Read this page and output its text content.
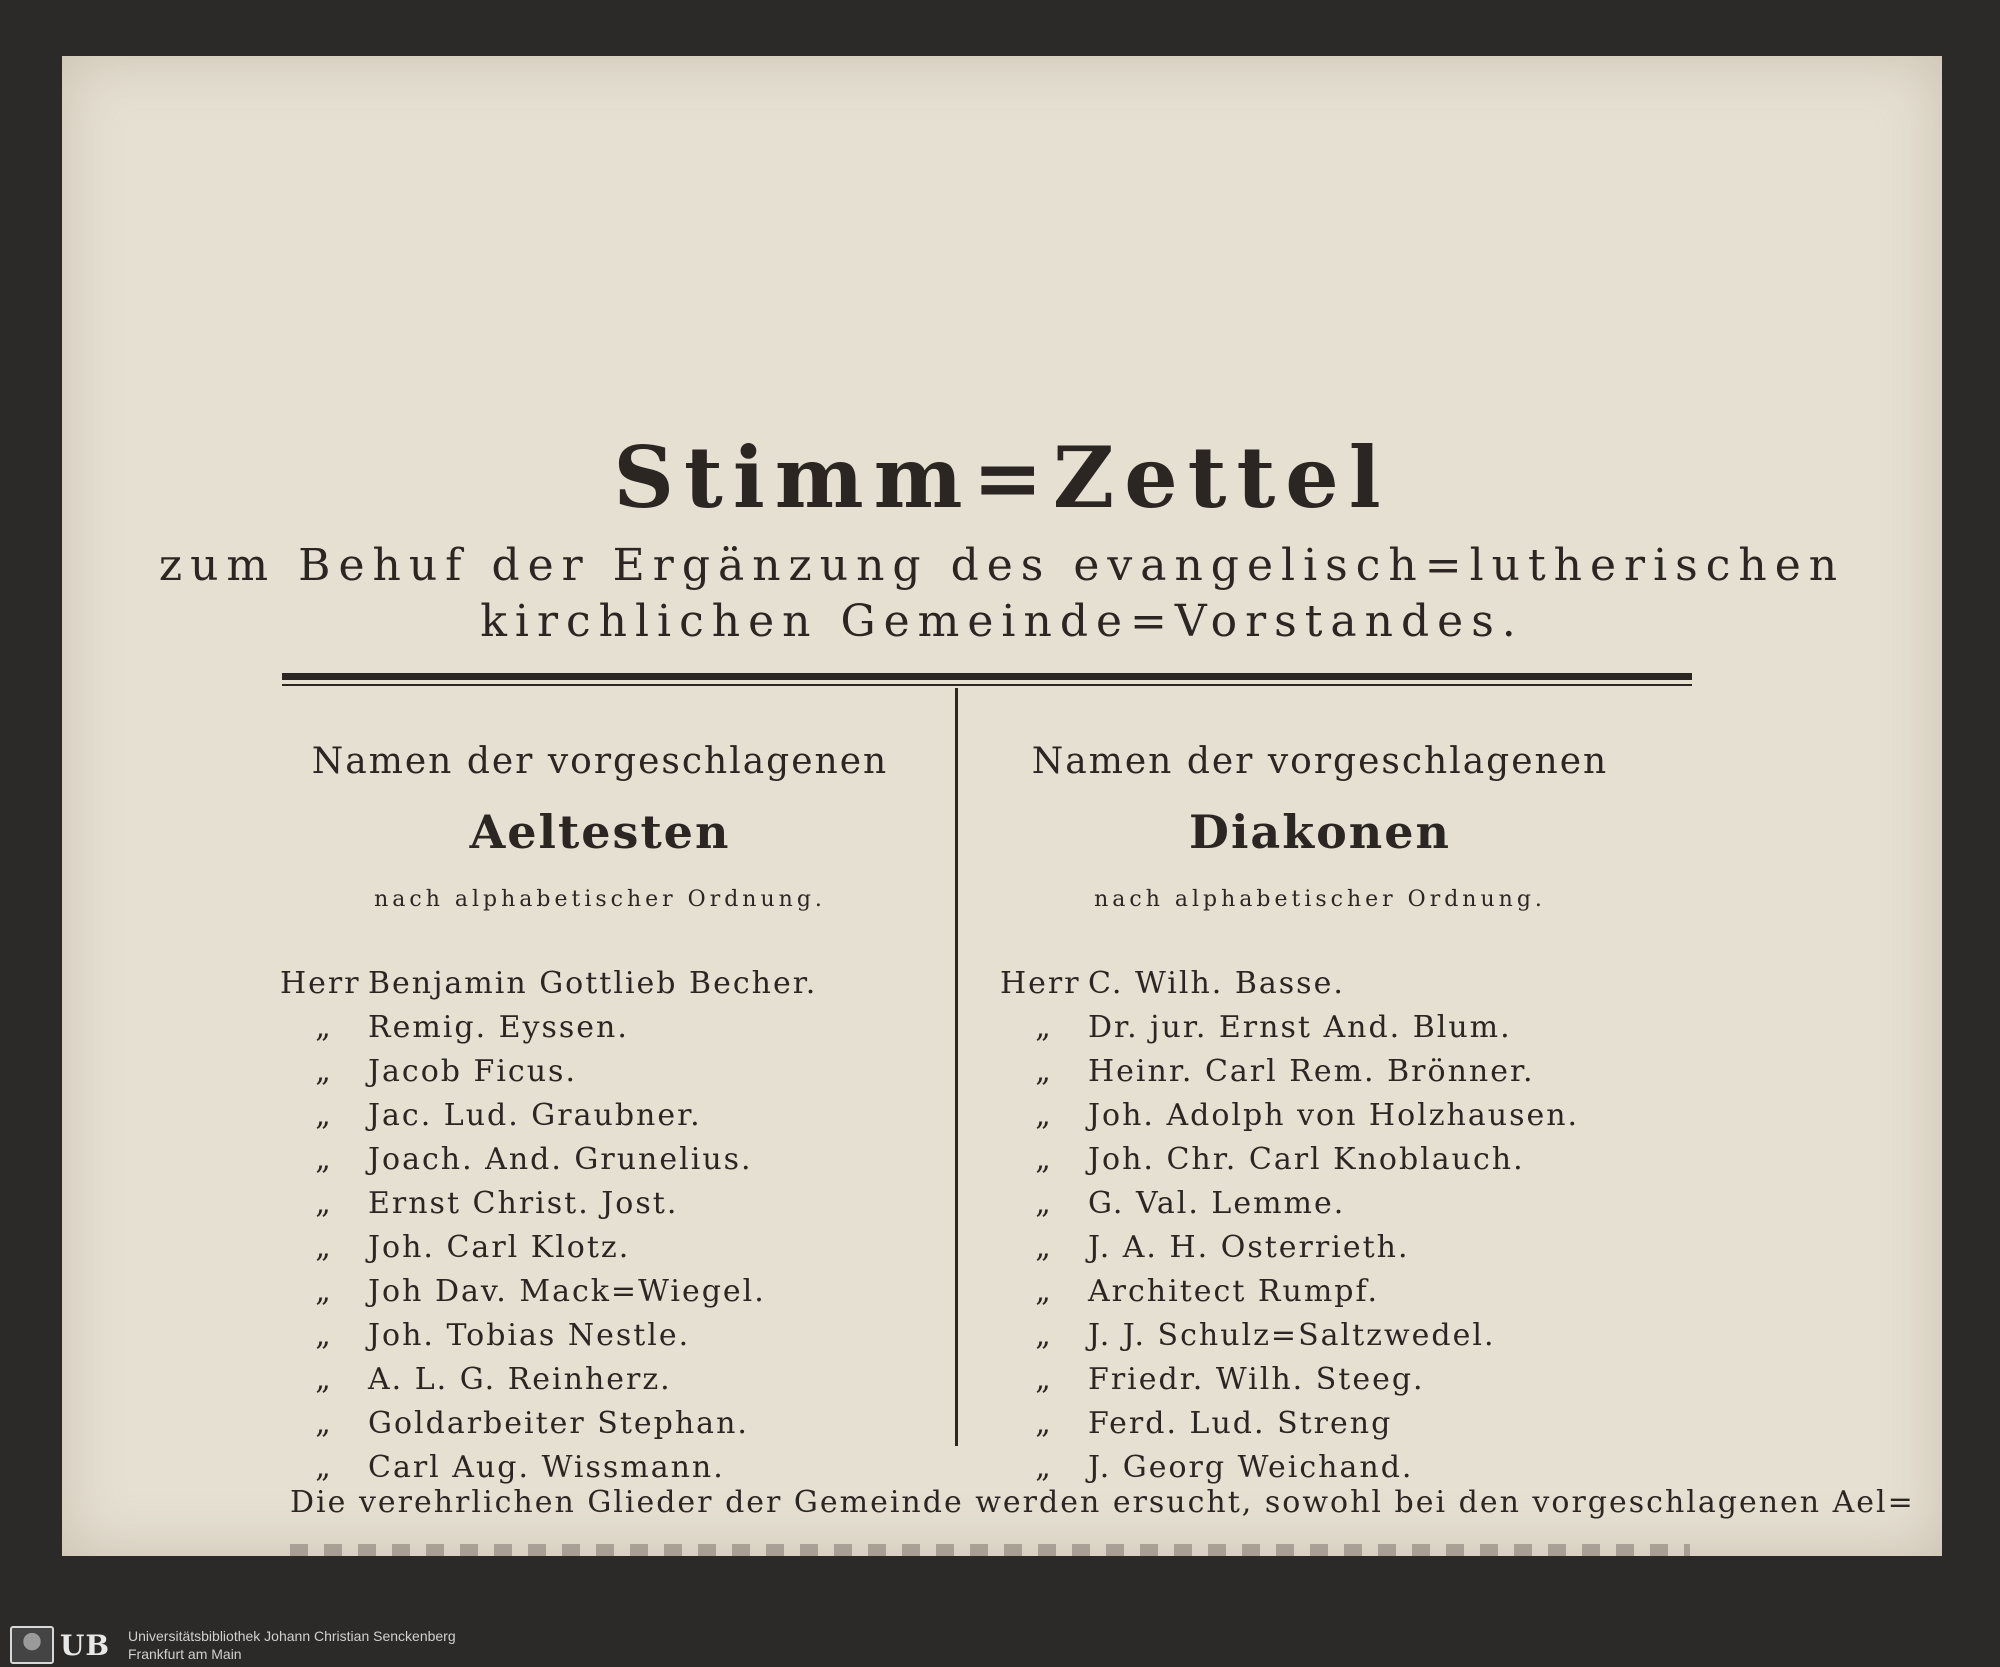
Stimm=Zettel
zum Behuf der Ergänzung des evangelisch=lutherischen
kirchlichen Gemeinde=Vorstandes.
Namen der vorgeschlagenen
Aeltesten
nach alphabetischer Ordnung.
Herr Benjamin Gottlieb Becher.
„	Remig. Eyssen.
„	Jacob Ficus.
„	Jac. Lud. Graubner.
„	Joach. And. Grunelius.
„	Ernst Christ. Jost.
„	Joh. Carl Klotz.
„	Joh Dav. Mack=Wiegel.
„	Joh. Tobias Nestle.
„	A. L. G. Reinherz.
„	Goldarbeiter Stephan.
„	Carl Aug. Wissmann.
Namen der vorgeschlagenen
Diakonen
nach alphabetischer Ordnung.
Herr C. Wilh. Basse.
„	Dr. jur. Ernst And. Blum.
„	Heinr. Carl Rem. Brönner.
„	Joh. Adolph von Holzhausen.
„	Joh. Chr. Carl Knoblauch.
„	G. Val. Lemme.
„	J. A. H. Osterrieth.
„	Architect Rumpf.
„	J. J. Schulz=Saltzwedel.
„	Friedr. Wilh. Steeg.
„	Ferd. Lud. Streng
„	J. Georg Weichand.
Die verehrlichen Glieder der Gemeinde werden ersucht, sowohl bei den vorgeschlagenen Ael=
UB Universitätsbibliothek Johann Christian Senckenberg
Frankfurt am Main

◆ ◆ ◆ ◆

Directive: Reproduce all of the material exactly, apart from the pictures.

Full solution:
Read this page and output its text content.
Stimm=Zettel
zum Behuf der Ergänzung des evangelisch=lutherischen
kirchlichen Gemeinde=Vorstandes.
Namen der vorgeschlagenen
Aeltesten
nach alphabetischer Ordnung.
Herr Benjamin Gottlieb Becher.
„	Remig. Eyssen.
„	Jacob Ficus.
„	Jac. Lud. Graubner.
„	Joach. And. Grunelius.
„	Ernst Christ. Jost.
„	Joh. Carl Klotz.
„	Joh Dav. Mack=Wiegel.
„	Joh. Tobias Nestle.
„	A. L. G. Reinherz.
„	Goldarbeiter Stephan.
„	Carl Aug. Wissmann.
Namen der vorgeschlagenen
Diakonen
nach alphabetischer Ordnung.
Herr C. Wilh. Basse.
„	Dr. jur. Ernst And. Blum.
„	Heinr. Carl Rem. Brönner.
„	Joh. Adolph von Holzhausen.
„	Joh. Chr. Carl Knoblauch.
„	G. Val. Lemme.
„	J. A. H. Osterrieth.
„	Architect Rumpf.
„	J. J. Schulz=Saltzwedel.
„	Friedr. Wilh. Steeg.
„	Ferd. Lud. Streng
„	J. Georg Weichand.
Die verehrlichen Glieder der Gemeinde werden ersucht, sowohl bei den vorgeschlagenen Ael=
UB Universitätsbibliothek Johann Christian Senckenberg
Frankfurt am Main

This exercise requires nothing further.